--- WHAT YOU SHOULD DO ---
Every line from the one containing "Type out the text in this image." to the final line of the material below must be reproduced exactly; leave out all other lines.

·····

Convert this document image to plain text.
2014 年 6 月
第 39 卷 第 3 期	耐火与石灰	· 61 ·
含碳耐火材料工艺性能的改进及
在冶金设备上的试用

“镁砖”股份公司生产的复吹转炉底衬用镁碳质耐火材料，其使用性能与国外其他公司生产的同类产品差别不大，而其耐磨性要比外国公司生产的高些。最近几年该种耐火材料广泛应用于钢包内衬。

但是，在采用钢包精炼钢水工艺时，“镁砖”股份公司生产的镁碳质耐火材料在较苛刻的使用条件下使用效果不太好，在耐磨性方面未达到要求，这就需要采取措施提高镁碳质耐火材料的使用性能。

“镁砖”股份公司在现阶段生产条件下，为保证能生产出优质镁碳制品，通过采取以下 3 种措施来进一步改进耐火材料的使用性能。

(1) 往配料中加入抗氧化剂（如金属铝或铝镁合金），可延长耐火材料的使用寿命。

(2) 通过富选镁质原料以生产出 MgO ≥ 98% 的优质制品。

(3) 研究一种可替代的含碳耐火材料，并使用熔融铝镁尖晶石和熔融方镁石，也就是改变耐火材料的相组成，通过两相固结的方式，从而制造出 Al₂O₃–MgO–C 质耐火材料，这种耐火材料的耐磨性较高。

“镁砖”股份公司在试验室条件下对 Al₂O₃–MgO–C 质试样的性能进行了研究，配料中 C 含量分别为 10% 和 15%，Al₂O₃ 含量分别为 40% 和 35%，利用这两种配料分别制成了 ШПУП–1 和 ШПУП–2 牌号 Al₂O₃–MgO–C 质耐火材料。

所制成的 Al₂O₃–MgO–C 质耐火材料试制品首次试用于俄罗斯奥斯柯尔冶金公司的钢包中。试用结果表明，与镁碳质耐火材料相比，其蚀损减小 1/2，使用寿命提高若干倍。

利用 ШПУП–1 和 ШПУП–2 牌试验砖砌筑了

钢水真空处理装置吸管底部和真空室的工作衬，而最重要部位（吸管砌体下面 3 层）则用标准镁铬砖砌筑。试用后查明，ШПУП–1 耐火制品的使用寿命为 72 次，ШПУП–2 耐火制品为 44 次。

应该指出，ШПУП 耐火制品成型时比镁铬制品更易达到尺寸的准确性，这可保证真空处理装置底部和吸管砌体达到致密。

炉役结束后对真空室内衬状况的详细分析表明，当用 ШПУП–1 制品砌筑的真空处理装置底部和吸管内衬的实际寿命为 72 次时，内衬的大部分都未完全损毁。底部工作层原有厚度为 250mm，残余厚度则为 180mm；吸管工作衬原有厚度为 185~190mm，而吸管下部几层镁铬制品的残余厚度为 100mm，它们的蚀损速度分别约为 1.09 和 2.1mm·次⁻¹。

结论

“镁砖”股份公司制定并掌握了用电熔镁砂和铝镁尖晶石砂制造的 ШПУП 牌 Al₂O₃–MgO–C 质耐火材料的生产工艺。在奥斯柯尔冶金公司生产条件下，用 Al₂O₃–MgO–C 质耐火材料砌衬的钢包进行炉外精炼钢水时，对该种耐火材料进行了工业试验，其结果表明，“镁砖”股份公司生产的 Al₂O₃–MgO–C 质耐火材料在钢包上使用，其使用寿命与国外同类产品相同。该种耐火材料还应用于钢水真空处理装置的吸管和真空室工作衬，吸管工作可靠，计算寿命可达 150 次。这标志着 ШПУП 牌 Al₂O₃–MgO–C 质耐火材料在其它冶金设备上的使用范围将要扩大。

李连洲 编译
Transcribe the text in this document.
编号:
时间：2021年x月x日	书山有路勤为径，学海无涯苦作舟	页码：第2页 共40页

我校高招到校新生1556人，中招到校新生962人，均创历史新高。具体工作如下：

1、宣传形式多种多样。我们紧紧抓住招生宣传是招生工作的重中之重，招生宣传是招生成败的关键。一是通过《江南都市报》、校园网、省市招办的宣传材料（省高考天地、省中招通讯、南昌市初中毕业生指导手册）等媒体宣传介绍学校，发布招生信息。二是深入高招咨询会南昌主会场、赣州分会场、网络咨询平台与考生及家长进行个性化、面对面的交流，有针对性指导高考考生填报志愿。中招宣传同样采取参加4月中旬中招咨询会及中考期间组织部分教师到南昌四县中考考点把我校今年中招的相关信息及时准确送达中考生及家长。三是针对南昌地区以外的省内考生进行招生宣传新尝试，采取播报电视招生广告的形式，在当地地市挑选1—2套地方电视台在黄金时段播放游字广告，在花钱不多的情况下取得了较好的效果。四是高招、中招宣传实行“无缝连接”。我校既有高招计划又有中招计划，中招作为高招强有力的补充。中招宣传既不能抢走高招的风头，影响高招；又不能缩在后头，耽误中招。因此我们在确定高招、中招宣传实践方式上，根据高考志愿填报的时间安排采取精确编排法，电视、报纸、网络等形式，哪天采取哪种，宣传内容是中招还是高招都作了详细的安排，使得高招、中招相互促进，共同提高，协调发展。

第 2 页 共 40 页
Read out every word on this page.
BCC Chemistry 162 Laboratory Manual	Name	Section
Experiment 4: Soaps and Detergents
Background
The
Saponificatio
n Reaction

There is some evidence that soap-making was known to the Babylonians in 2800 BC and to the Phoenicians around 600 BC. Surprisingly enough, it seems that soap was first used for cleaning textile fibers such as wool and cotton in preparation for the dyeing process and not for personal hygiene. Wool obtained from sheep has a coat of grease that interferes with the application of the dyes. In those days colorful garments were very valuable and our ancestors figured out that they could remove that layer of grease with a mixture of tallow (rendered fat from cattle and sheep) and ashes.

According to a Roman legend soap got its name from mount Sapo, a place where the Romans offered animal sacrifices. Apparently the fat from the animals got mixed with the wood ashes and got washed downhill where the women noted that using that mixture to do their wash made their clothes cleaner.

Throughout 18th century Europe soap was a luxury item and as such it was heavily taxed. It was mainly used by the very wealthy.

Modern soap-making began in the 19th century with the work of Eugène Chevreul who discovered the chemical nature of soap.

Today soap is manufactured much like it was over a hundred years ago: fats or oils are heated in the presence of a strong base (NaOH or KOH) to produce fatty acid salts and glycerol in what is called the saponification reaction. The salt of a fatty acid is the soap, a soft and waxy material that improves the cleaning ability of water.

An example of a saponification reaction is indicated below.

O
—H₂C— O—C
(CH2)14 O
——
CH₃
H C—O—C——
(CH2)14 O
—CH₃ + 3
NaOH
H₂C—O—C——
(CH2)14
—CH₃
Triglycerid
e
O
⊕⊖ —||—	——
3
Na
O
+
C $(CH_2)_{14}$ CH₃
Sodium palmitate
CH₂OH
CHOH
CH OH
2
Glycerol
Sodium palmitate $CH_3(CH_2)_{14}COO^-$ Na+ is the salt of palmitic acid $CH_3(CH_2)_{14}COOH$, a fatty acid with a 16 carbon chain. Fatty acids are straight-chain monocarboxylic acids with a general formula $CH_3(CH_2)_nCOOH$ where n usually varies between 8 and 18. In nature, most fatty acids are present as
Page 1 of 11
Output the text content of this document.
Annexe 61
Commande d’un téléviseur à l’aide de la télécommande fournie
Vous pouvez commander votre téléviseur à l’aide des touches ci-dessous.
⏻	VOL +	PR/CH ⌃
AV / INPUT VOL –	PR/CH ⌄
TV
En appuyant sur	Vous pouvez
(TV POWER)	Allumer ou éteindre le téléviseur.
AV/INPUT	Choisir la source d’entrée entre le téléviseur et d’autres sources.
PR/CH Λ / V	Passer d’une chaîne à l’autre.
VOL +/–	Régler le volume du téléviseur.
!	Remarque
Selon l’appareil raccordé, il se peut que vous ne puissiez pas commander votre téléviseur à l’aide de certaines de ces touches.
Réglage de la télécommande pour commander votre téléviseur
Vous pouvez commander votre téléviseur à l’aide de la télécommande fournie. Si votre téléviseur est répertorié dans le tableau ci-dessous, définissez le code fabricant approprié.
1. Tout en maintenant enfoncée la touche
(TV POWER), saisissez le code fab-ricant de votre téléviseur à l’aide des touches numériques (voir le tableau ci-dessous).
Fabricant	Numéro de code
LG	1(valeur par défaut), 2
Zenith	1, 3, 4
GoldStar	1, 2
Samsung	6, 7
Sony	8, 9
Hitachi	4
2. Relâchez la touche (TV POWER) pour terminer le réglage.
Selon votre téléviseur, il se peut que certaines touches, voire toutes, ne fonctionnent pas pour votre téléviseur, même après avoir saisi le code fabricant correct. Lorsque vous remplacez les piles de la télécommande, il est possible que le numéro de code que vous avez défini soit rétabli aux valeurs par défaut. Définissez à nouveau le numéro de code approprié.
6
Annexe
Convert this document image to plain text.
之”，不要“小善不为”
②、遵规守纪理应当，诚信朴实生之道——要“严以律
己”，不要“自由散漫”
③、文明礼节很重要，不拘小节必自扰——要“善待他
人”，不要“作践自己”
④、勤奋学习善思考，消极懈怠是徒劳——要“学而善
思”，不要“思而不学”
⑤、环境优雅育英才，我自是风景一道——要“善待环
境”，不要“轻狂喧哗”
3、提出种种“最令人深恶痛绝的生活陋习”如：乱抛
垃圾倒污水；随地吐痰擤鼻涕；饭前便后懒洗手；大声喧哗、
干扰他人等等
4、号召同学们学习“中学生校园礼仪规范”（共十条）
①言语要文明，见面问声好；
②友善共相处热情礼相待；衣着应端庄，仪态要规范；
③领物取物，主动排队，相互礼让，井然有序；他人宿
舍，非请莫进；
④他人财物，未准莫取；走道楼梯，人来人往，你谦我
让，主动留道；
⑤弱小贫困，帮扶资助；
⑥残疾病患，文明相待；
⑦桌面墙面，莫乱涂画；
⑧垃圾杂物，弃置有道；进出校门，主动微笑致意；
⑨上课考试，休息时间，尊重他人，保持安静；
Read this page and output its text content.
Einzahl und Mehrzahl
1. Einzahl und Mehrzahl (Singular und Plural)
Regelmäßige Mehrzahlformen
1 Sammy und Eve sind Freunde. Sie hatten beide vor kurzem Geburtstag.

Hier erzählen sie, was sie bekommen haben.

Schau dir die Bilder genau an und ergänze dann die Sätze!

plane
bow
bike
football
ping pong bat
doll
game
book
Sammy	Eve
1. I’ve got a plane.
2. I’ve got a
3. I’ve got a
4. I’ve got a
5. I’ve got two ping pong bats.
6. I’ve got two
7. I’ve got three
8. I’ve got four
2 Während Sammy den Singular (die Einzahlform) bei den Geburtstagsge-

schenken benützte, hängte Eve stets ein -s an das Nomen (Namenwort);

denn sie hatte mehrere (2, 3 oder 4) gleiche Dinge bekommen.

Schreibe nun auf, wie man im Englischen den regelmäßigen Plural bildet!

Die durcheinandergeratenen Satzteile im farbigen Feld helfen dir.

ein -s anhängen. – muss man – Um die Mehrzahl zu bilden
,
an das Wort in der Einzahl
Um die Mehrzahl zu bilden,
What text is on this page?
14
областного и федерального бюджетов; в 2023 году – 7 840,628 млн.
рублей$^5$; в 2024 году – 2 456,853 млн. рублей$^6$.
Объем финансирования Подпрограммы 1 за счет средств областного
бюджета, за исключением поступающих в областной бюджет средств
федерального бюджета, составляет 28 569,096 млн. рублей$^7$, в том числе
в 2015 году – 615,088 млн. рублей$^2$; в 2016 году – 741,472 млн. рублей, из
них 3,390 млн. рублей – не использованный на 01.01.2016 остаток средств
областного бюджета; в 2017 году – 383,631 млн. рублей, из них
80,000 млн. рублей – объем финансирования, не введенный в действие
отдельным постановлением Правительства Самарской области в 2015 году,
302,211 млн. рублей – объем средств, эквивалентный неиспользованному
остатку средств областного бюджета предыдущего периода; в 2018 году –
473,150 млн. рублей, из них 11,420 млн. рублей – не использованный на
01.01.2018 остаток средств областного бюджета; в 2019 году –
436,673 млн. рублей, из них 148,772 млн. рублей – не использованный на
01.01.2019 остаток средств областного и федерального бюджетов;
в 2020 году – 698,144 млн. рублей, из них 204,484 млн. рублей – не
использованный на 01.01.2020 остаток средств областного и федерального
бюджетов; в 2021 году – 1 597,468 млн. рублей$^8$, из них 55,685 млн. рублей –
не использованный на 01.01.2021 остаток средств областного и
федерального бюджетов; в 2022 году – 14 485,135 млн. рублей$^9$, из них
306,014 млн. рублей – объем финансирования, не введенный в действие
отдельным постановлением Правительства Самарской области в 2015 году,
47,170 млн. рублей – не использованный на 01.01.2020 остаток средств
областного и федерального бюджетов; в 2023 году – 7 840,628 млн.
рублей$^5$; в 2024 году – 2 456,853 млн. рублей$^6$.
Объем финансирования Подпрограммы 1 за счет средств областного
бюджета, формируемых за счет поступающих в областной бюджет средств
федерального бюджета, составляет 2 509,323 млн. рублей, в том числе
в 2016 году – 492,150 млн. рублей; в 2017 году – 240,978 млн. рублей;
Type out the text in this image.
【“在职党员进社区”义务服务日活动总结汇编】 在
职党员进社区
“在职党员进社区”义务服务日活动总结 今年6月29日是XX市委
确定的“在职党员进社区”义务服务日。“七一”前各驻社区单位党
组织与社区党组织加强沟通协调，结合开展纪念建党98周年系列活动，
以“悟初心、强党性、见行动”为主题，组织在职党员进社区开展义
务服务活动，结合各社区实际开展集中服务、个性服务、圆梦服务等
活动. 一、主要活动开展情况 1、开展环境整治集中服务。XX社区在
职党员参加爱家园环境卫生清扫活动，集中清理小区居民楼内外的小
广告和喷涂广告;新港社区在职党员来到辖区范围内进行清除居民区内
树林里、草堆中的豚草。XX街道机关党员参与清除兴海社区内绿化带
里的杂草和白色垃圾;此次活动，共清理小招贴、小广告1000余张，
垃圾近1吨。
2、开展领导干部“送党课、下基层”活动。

·····

--- FULL ANSWER ---
Type out the text in this image.
【“在职党员进社区”义务服务日活动总结汇编】 在
职党员进社区
“在职党员进社区”义务服务日活动总结 今年6月29日是XX市委
确定的“在职党员进社区”义务服务日。“七一”前各驻社区单位党
组织与社区党组织加强沟通协调，结合开展纪念建党98周年系列活动，
以“悟初心、强党性、见行动”为主题，组织在职党员进社区开展义
务服务活动，结合各社区实际开展集中服务、个性服务、圆梦服务等
活动. 一、主要活动开展情况 1、开展环境整治集中服务。XX社区在
职党员参加爱家园环境卫生清扫活动，集中清理小区居民楼内外的小
广告和喷涂广告;新港社区在职党员来到辖区范围内进行清除居民区内
树林里、草堆中的豚草。XX街道机关党员参与清除兴海社区内绿化带
里的杂草和白色垃圾;此次活动，共清理小招贴、小广告1000余张，
垃圾近1吨。
2、开展领导干部“送党课、下基层”活动。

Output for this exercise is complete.